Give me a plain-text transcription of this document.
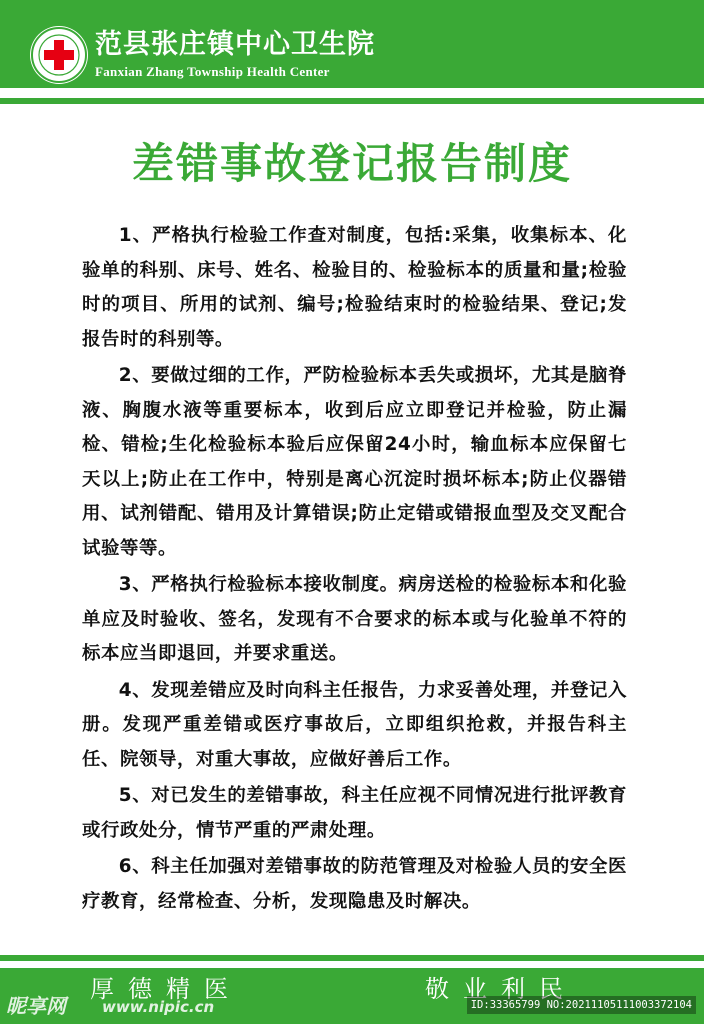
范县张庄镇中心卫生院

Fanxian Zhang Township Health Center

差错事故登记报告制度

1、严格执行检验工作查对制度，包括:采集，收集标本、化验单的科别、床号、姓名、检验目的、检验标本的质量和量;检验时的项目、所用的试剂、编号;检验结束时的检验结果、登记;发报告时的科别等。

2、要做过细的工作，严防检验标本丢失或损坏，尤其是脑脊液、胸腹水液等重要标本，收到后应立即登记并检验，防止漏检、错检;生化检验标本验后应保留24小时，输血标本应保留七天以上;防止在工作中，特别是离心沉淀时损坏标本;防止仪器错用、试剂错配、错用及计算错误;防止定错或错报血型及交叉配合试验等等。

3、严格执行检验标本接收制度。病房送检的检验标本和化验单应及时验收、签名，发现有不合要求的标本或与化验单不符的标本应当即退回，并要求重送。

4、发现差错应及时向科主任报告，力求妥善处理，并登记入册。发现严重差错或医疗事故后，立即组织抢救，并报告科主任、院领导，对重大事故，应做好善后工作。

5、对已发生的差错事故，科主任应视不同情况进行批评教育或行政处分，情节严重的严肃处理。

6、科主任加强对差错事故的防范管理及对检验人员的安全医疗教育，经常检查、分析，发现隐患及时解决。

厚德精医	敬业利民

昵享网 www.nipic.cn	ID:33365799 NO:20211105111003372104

---

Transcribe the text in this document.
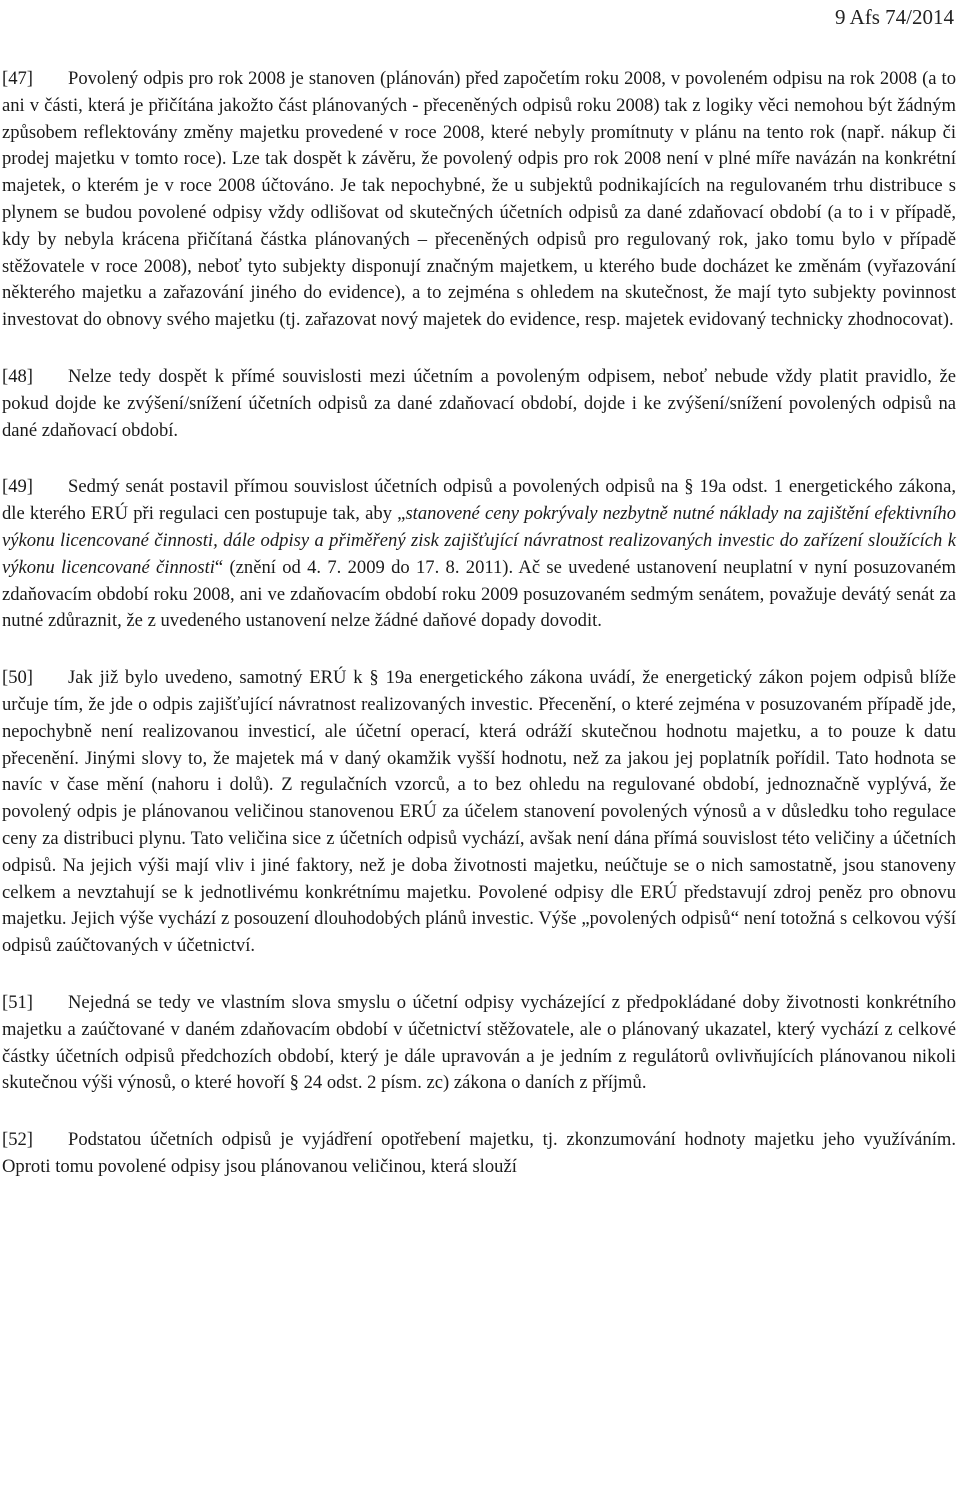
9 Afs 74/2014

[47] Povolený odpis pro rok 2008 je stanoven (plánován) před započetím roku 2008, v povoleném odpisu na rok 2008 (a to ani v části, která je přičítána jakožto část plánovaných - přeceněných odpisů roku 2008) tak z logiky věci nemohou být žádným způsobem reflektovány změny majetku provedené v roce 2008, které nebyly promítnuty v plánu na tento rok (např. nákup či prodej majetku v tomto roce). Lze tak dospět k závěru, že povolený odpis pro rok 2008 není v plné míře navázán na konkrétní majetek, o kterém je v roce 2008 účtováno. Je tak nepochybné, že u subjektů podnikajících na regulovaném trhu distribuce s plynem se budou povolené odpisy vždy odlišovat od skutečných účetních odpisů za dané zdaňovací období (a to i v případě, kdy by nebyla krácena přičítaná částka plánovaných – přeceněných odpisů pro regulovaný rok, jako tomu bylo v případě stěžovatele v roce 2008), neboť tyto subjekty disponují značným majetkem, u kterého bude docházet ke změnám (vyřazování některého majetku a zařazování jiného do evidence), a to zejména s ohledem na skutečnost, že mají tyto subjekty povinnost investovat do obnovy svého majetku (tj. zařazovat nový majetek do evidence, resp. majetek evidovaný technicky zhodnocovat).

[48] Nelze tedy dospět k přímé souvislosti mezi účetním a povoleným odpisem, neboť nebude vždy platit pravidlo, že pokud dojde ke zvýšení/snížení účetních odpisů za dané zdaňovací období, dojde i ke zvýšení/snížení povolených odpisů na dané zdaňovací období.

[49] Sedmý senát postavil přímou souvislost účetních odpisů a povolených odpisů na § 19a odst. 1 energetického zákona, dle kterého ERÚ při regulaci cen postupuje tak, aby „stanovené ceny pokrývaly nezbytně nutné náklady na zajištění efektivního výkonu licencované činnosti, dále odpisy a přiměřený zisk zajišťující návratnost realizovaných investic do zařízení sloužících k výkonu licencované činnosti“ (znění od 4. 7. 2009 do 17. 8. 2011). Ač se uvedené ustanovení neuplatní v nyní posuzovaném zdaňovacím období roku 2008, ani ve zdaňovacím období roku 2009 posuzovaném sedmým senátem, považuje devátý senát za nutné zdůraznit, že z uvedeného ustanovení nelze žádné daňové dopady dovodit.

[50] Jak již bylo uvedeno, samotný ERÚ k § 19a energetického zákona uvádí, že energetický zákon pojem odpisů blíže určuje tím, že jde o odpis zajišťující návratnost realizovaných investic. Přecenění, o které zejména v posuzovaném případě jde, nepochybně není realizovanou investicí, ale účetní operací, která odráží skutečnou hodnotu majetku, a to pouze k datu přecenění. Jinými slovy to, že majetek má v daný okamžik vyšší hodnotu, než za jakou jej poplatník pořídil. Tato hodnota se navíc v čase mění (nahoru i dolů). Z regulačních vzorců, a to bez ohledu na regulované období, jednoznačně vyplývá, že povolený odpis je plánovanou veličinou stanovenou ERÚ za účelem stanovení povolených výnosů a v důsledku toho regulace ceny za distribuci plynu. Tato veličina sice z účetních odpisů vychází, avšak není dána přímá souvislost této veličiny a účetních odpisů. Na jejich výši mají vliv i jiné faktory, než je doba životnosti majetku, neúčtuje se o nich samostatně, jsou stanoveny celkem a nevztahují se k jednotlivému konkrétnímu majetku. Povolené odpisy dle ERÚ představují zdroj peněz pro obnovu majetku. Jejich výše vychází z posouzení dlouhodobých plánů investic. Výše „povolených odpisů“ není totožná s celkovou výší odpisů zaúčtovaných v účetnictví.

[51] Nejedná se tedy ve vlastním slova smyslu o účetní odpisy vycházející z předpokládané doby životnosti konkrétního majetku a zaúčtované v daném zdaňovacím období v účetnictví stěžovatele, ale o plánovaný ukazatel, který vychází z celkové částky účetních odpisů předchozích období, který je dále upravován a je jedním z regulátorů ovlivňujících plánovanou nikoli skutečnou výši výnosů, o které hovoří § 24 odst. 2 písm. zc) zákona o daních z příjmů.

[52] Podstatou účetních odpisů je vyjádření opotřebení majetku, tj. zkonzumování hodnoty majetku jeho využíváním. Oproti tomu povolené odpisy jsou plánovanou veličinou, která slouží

...

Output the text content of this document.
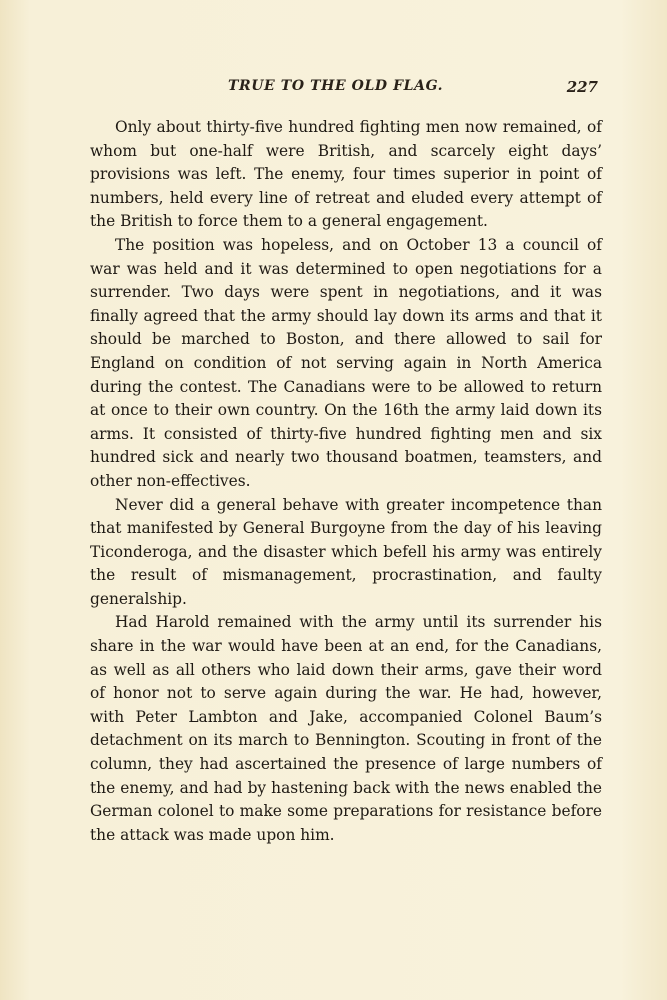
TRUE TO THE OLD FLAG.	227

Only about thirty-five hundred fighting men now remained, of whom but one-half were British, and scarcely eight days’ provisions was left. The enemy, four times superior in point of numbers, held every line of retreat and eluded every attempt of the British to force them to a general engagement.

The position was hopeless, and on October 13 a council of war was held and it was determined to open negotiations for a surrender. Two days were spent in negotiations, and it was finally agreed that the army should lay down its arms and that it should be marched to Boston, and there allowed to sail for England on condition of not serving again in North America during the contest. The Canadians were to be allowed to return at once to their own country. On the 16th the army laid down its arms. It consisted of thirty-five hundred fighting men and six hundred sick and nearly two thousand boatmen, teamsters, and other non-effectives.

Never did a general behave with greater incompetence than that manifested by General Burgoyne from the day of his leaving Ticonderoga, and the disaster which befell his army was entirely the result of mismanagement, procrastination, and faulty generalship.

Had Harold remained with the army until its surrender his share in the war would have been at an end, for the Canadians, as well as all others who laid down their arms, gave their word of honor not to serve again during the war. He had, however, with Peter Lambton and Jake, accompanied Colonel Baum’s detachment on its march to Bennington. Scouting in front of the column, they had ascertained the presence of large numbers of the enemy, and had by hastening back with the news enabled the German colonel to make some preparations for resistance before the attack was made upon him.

Task to complete → How many of the lines in the listing above hold the word "arms"? Report only that figure.

The response → 2